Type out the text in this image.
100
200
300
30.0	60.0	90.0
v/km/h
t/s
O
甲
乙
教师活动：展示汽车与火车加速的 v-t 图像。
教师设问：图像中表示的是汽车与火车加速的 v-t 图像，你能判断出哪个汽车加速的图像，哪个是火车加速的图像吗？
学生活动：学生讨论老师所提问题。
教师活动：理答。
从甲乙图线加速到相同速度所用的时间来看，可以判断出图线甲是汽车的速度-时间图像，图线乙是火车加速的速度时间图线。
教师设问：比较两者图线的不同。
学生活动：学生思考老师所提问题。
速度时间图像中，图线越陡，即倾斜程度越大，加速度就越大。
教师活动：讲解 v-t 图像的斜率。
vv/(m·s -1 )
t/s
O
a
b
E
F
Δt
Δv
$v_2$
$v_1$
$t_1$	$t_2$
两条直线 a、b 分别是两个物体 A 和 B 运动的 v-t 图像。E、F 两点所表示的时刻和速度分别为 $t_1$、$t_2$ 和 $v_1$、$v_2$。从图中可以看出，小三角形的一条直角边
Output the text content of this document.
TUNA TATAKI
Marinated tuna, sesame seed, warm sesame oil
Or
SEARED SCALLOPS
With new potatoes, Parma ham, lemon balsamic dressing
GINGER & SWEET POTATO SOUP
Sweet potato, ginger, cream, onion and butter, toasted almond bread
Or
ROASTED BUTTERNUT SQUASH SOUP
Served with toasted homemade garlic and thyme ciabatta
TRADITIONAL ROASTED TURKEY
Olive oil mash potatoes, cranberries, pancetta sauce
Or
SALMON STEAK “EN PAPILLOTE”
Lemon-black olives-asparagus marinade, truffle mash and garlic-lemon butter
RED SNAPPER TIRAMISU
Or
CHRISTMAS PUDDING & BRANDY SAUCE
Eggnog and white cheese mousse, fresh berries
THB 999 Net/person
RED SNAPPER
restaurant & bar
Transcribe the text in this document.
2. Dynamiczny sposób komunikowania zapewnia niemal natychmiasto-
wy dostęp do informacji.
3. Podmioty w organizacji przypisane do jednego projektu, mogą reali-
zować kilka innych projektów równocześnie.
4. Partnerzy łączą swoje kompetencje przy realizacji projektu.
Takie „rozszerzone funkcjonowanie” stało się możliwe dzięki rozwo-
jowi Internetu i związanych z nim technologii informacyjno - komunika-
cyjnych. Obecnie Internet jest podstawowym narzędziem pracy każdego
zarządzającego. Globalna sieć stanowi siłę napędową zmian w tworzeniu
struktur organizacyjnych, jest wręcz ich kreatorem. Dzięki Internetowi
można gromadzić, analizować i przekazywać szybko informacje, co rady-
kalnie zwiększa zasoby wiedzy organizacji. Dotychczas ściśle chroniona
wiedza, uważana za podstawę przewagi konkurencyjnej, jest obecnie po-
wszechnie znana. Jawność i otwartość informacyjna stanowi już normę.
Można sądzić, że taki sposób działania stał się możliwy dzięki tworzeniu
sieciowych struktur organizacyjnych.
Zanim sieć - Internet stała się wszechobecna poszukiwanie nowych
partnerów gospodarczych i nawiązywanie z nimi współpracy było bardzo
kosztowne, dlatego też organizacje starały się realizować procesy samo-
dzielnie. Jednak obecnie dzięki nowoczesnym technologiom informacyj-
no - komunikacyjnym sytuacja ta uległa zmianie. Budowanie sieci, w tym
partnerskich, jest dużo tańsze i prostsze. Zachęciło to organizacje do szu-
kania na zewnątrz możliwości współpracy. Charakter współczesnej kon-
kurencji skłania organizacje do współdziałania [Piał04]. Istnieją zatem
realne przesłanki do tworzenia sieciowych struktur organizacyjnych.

^^^^^^^^^^^^^^^^

What is required — Write out the material from the first line to the last, exactly.

Task answer —
Type out the text in this image.
100
200
300
30.0	60.0	90.0
v/km/h
t/s
O
甲
乙
教师活动：展示汽车与火车加速的 v-t 图像。
教师设问：图像中表示的是汽车与火车加速的 v-t 图像，你能判断出哪个汽车加速的图像，哪个是火车加速的图像吗？
学生活动：学生讨论老师所提问题。
教师活动：理答。
从甲乙图线加速到相同速度所用的时间来看，可以判断出图线甲是汽车的速度-时间图像，图线乙是火车加速的速度时间图线。
教师设问：比较两者图线的不同。
学生活动：学生思考老师所提问题。
速度时间图像中，图线越陡，即倾斜程度越大，加速度就越大。
教师活动：讲解 v-t 图像的斜率。
vv/(m·s -1 )
t/s
O
a
b
E
F
Δt
Δv
$v_2$
$v_1$
$t_1$	$t_2$
两条直线 a、b 分别是两个物体 A 和 B 运动的 v-t 图像。E、F 两点所表示的时刻和速度分别为 $t_1$、$t_2$ 和 $v_1$、$v_2$。从图中可以看出，小三角形的一条直角边
Output the text content of this document.
TUNA TATAKI
Marinated tuna, sesame seed, warm sesame oil
Or
SEARED SCALLOPS
With new potatoes, Parma ham, lemon balsamic dressing
GINGER & SWEET POTATO SOUP
Sweet potato, ginger, cream, onion and butter, toasted almond bread
Or
ROASTED BUTTERNUT SQUASH SOUP
Served with toasted homemade garlic and thyme ciabatta
TRADITIONAL ROASTED TURKEY
Olive oil mash potatoes, cranberries, pancetta sauce
Or
SALMON STEAK “EN PAPILLOTE”
Lemon-black olives-asparagus marinade, truffle mash and garlic-lemon butter
RED SNAPPER TIRAMISU
Or
CHRISTMAS PUDDING & BRANDY SAUCE
Eggnog and white cheese mousse, fresh berries
THB 999 Net/person
RED SNAPPER
restaurant & bar
Transcribe the text in this document.
2. Dynamiczny sposób komunikowania zapewnia niemal natychmiasto-
wy dostęp do informacji.
3. Podmioty w organizacji przypisane do jednego projektu, mogą reali-
zować kilka innych projektów równocześnie.
4. Partnerzy łączą swoje kompetencje przy realizacji projektu.
Takie „rozszerzone funkcjonowanie” stało się możliwe dzięki rozwo-
jowi Internetu i związanych z nim technologii informacyjno - komunika-
cyjnych. Obecnie Internet jest podstawowym narzędziem pracy każdego
zarządzającego. Globalna sieć stanowi siłę napędową zmian w tworzeniu
struktur organizacyjnych, jest wręcz ich kreatorem. Dzięki Internetowi
można gromadzić, analizować i przekazywać szybko informacje, co rady-
kalnie zwiększa zasoby wiedzy organizacji. Dotychczas ściśle chroniona
wiedza, uważana za podstawę przewagi konkurencyjnej, jest obecnie po-
wszechnie znana. Jawność i otwartość informacyjna stanowi już normę.
Można sądzić, że taki sposób działania stał się możliwy dzięki tworzeniu
sieciowych struktur organizacyjnych.
Zanim sieć - Internet stała się wszechobecna poszukiwanie nowych
partnerów gospodarczych i nawiązywanie z nimi współpracy było bardzo
kosztowne, dlatego też organizacje starały się realizować procesy samo-
dzielnie. Jednak obecnie dzięki nowoczesnym technologiom informacyj-
no - komunikacyjnym sytuacja ta uległa zmianie. Budowanie sieci, w tym
partnerskich, jest dużo tańsze i prostsze. Zachęciło to organizacje do szu-
kania na zewnątrz możliwości współpracy. Charakter współczesnej kon-
kurencji skłania organizacje do współdziałania [Piał04]. Istnieją zatem
realne przesłanki do tworzenia sieciowych struktur organizacyjnych.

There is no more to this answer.